45. Der Gerichtshof hält fest, dass sich der Beschwerdeführer in einer vergleichbaren Situation wie andere Kinder befand, deren Vater maltesischer Staatsangehöriger war und deren Mutter eine fremde Staatsangehörigkeit besaß. Das einzige Unterscheidungsmerkmal, welches dazu führte, dass der Beschwerdeführer nicht berechtigt war, die Staatsbürgerschaft zu erlangen, war der Umstand, dass er unehelich geboren war.

46. Das von der Regierung zur Rechtfertigung dieser Unterscheidung ins Treffen geführte Argument war der Umstand, dass ehelich geborene Kinder eine Bindung zu ihren Eltern hätten, welche aus der zwischen ihren Eltern geschlossenen Ehe resultiere und welche in Fällen unehelich geborener Kinder nicht bestehen würde. Es sind aber gerade auf einer solchen Bindung basierende Differenzierungen, vor denen Art 14 der Konvention Schutz bietet. Die Stellung eines unehelichen Kindes beruht auf dem Umstand, dass seine Eltern zum Zeitpunkt seiner Geburt nicht verheiratet waren. Es ist daher eine auf einem solchen Status basierende Differenzierung, die die Konvention verbietet, außer die Unterscheidung wäre aus sonstigen Gründen objektiv gerechtfertigt.

(Zeilen, einer Sammlung entnommen)
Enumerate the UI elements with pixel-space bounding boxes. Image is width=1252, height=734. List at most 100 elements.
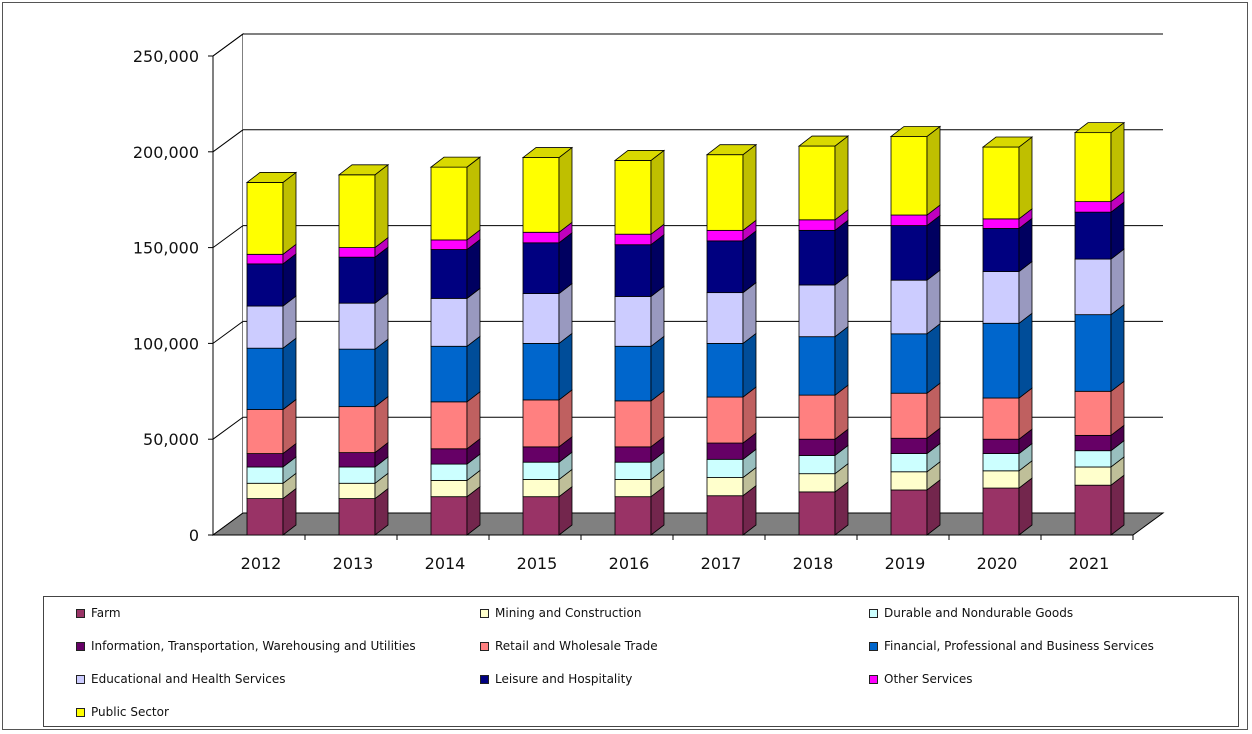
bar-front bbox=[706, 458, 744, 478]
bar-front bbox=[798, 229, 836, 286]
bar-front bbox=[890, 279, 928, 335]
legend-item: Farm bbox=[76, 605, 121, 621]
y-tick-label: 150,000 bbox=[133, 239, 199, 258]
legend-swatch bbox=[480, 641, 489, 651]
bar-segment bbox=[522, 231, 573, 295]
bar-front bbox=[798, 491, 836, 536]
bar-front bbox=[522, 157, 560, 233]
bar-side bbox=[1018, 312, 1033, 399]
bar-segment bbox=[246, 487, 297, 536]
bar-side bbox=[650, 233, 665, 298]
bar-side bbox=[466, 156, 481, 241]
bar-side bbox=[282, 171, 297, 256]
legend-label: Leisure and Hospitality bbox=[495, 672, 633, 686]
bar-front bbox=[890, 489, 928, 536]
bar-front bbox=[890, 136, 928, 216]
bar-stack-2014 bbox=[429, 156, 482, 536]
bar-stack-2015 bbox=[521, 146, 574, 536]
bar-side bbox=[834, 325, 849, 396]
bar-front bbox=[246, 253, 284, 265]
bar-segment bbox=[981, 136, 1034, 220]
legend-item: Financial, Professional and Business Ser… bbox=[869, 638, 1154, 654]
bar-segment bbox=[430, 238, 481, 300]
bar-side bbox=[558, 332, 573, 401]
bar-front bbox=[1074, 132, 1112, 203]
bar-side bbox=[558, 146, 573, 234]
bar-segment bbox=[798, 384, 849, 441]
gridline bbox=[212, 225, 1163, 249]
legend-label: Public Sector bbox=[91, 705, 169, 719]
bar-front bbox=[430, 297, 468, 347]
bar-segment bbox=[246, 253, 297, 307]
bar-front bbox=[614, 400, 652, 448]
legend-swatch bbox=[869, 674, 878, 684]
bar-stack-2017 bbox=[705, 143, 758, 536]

> Zu bearbeiten:
(a) Liste alle Wörter aus dem Textauszug auf, die mit „Staats“ beginnen.
(b) Gib den Textauszug wortgetreu wieder: Setze bei den Worten „45. Der Gerichtshof“ ein und höre nach „unehelich geboren war.“ auf.
Die Zeilen sind eigenständiges Material und gehören nicht zum Textauszug.

> Die Lösungen:
(a) Staatsangehöriger, Staatsangehörigkeit, Staatsbürgerschaft

(b)
45. Der Gerichtshof hält fest, dass sich der Beschwerdeführer in einer vergleichbaren Situation wie andere Kinder befand, deren Vater maltesischer Staatsangehöriger war und deren Mutter eine fremde Staatsangehörigkeit besaß. Das einzige Unterscheidungsmerkmal, welches dazu führte, dass der Beschwerdeführer nicht berechtigt war, die Staatsbürgerschaft zu erlangen, war der Umstand, dass er unehelich geboren war.